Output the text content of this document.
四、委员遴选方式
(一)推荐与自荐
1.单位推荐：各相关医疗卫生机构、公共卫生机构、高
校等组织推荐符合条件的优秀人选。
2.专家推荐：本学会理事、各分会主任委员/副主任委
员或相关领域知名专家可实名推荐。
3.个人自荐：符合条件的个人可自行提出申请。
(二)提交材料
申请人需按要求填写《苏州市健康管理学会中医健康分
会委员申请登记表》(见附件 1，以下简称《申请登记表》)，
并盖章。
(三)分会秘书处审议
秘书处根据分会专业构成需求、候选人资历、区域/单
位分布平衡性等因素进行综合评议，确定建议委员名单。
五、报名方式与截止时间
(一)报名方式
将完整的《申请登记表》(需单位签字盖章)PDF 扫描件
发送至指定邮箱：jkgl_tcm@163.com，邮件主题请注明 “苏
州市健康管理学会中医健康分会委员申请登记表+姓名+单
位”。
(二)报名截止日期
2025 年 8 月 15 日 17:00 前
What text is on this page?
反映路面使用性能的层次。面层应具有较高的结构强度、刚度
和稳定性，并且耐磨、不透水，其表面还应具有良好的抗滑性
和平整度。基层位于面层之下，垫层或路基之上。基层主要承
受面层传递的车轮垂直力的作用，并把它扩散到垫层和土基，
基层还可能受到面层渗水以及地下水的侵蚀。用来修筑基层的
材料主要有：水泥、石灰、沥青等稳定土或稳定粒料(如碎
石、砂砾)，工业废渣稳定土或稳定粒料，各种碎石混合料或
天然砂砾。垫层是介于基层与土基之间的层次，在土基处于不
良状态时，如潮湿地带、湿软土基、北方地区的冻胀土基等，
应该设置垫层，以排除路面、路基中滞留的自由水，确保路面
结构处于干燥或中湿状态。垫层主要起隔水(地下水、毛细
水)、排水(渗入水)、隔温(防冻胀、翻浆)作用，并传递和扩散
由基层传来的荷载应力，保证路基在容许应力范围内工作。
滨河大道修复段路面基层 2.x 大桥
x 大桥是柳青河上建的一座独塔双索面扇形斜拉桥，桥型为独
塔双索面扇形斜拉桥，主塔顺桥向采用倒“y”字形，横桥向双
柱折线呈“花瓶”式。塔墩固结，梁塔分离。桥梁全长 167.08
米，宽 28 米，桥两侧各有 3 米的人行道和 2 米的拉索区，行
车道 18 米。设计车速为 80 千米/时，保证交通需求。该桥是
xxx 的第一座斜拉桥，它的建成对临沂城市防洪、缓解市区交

━━━━━━━━━━━━━━━━━━━━━━━━━━━━━━

• The problem:
Locate each line with the word "this" and copy it.

• Exercise result:
Output the text content of this document.
What text is on this page?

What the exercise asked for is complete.